-- Begin Records to process --

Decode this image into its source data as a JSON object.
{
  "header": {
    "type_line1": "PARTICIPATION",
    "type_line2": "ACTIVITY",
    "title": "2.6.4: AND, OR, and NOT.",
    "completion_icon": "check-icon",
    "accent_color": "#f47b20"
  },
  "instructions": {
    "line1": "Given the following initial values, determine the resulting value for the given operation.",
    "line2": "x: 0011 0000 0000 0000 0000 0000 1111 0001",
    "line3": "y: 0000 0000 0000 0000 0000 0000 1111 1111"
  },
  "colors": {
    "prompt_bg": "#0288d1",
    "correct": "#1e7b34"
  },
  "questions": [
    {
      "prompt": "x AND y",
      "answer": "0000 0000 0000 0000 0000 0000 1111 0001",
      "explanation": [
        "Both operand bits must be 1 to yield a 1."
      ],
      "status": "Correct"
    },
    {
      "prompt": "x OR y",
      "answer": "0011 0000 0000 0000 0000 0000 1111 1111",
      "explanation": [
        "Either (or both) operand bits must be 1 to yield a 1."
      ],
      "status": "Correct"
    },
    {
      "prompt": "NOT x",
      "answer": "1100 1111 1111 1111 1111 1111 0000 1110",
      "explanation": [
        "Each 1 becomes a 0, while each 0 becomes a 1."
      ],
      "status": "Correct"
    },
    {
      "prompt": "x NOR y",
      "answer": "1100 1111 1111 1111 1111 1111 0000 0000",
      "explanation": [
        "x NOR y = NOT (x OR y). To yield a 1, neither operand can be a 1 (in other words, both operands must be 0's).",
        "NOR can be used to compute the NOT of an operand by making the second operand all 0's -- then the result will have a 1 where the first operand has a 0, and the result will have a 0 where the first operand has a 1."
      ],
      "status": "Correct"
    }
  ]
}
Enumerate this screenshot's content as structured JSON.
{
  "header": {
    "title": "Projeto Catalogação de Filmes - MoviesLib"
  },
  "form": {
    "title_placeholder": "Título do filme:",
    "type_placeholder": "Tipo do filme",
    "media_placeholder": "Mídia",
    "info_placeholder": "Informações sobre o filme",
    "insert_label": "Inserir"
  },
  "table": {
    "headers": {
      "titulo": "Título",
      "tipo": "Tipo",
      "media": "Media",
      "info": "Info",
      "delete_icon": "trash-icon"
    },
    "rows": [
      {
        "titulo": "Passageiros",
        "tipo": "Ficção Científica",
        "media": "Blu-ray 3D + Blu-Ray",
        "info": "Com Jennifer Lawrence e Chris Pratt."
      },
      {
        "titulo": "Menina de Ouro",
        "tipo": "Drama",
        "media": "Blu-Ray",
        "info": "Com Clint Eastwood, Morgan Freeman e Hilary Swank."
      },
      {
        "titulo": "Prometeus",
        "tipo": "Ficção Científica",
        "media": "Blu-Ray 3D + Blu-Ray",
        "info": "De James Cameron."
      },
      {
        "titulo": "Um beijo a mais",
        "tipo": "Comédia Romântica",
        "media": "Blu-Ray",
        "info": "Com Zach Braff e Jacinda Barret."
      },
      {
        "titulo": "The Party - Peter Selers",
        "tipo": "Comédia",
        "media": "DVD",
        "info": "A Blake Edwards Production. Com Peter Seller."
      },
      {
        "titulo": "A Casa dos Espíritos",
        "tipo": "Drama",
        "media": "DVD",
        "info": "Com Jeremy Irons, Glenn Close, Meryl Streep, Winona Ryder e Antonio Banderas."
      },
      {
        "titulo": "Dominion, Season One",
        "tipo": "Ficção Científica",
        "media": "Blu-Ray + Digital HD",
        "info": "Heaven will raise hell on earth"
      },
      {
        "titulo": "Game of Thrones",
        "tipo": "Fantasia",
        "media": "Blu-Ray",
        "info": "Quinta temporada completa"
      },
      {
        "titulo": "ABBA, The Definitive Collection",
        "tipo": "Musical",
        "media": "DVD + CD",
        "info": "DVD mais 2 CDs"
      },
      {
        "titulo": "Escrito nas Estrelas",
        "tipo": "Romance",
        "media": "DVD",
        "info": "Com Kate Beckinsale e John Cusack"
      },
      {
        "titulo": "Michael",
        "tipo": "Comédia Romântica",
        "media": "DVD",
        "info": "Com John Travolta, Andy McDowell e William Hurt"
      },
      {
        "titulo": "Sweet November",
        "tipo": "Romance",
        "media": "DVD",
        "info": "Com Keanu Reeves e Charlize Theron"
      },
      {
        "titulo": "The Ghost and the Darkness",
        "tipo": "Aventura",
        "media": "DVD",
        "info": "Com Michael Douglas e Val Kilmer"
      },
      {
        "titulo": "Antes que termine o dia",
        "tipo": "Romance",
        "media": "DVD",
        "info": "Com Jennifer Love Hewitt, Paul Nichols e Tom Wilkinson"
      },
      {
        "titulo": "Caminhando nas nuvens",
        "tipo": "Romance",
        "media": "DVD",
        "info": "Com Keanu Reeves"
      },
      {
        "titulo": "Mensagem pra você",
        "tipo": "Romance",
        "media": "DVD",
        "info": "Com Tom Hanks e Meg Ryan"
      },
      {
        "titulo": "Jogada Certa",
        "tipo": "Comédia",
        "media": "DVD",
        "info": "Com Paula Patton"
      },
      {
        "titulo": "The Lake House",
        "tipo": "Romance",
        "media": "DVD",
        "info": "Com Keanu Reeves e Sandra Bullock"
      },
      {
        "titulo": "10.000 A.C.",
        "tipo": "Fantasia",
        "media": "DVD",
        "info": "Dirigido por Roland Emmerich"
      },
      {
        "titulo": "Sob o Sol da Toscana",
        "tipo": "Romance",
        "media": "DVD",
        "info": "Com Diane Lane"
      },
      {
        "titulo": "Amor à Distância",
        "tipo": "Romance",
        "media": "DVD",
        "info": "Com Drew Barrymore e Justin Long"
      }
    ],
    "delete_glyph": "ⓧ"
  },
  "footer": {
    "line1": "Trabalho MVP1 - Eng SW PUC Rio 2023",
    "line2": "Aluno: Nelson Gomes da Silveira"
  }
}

-- End Records to process --

→ **Short problem**
Copy all lines from the material that contain "JSON".

→ **Full answer**
Decode this image into its source data as a JSON object.
Enumerate this screenshot's content as structured JSON.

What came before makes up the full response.